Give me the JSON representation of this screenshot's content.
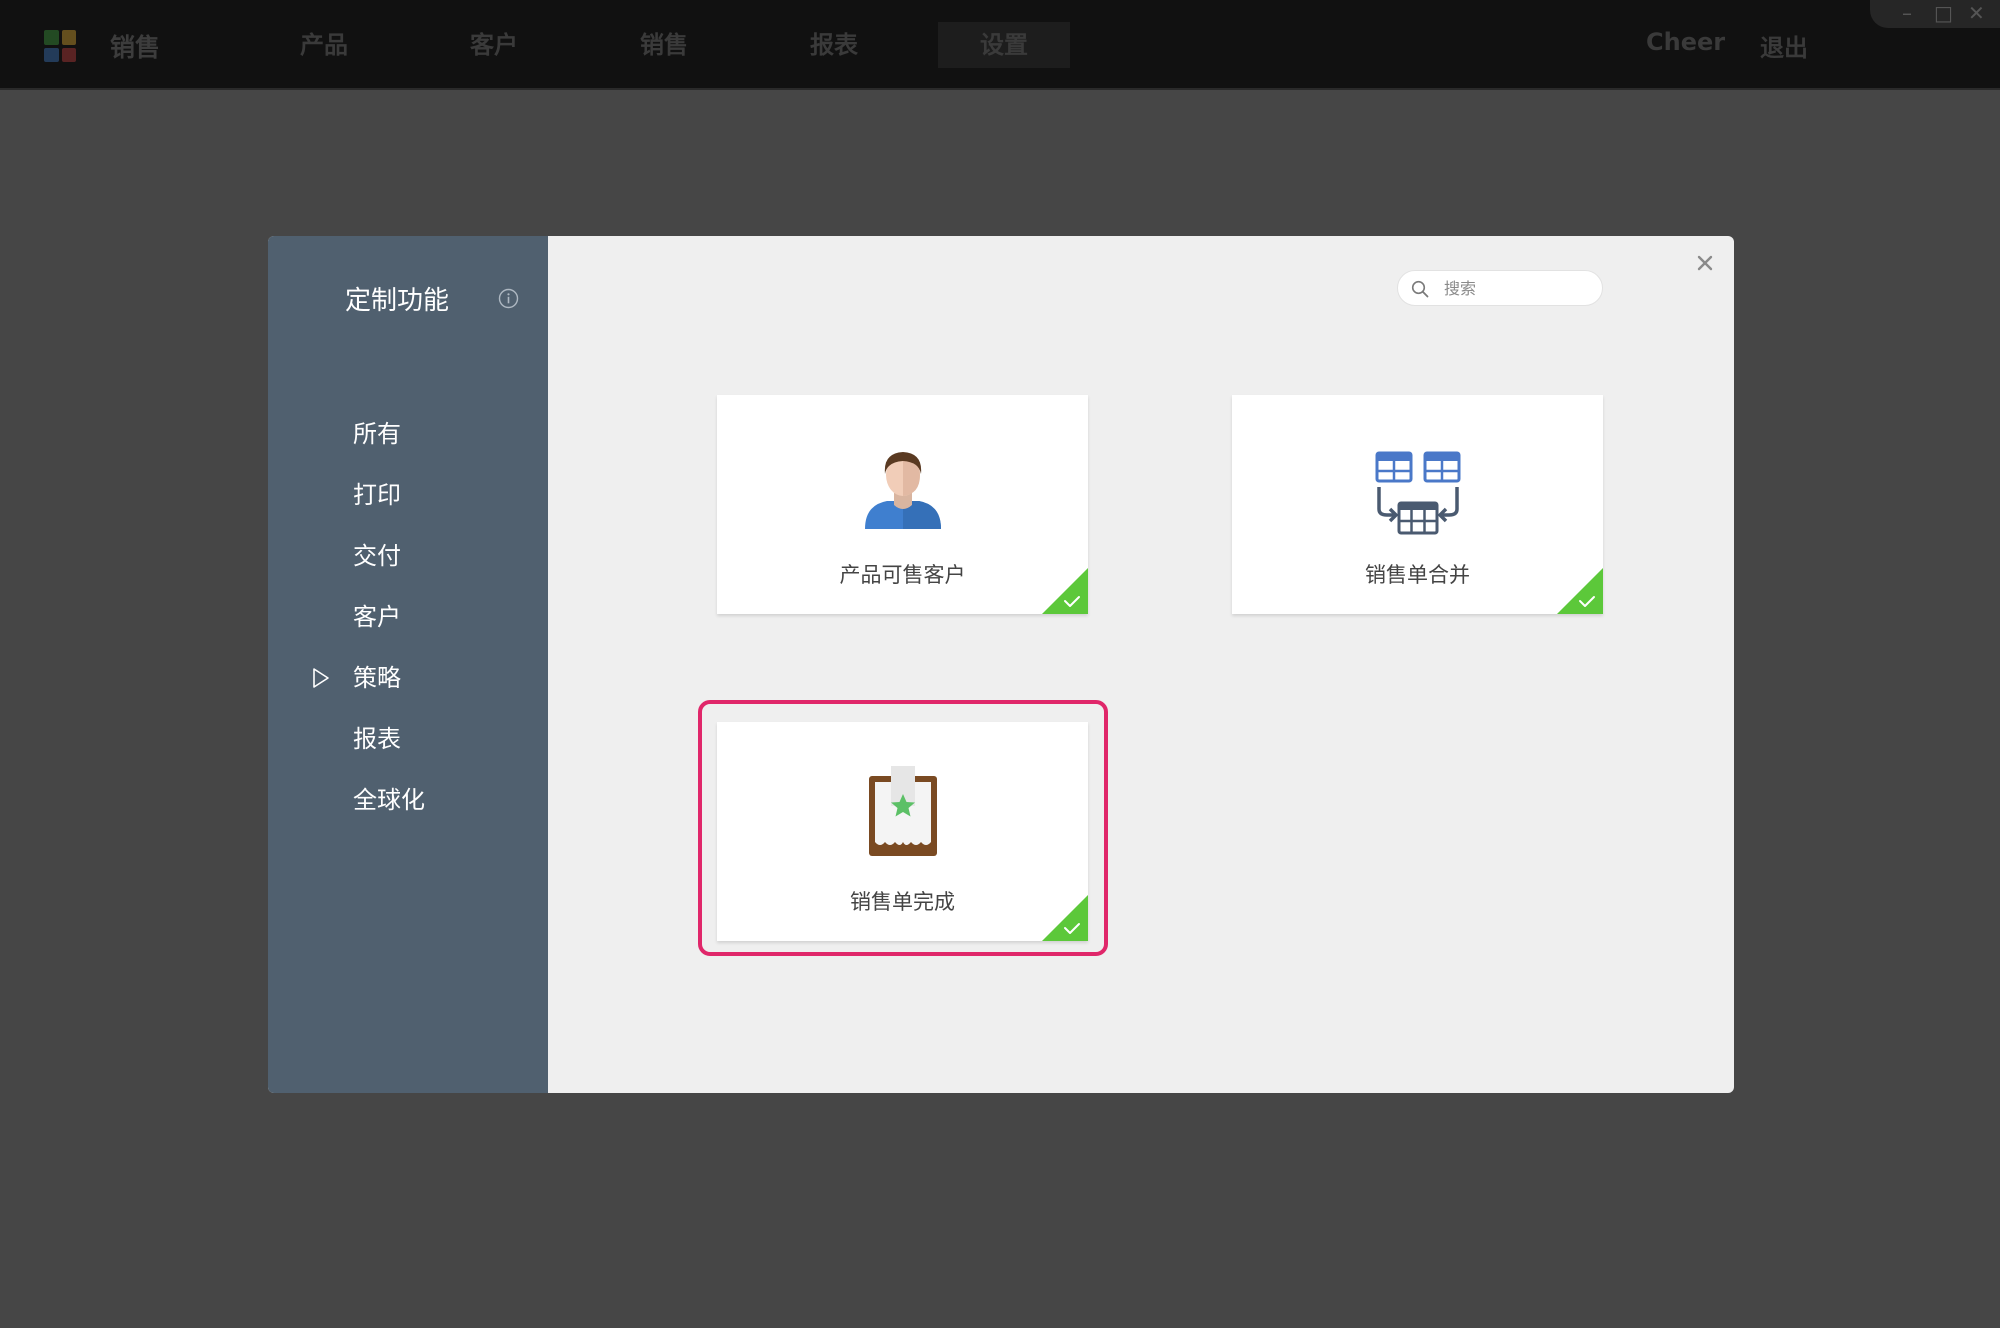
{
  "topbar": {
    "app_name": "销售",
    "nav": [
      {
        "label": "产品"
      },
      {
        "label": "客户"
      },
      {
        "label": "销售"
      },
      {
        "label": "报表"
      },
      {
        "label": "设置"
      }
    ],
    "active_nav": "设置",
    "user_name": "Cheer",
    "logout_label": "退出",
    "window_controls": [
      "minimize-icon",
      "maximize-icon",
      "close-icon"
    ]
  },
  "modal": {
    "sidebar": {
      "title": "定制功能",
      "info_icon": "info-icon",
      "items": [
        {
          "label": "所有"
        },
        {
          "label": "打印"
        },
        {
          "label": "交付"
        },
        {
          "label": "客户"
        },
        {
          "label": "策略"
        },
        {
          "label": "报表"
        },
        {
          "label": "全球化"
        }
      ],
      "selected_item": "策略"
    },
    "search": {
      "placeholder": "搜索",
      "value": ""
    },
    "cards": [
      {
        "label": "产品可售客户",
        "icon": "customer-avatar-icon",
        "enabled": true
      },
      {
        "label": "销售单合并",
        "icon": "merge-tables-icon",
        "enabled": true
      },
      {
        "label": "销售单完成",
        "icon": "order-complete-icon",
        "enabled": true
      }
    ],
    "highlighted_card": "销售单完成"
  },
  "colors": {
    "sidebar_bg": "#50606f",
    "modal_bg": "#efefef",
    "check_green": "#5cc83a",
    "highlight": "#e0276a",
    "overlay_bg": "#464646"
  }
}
......
> **What the exercise asks**: Using the listing, collect all lines in which the string "销售单完成" is found.

> **Answer in full**:
        "label": "销售单完成",
    "highlighted_card": "销售单完成"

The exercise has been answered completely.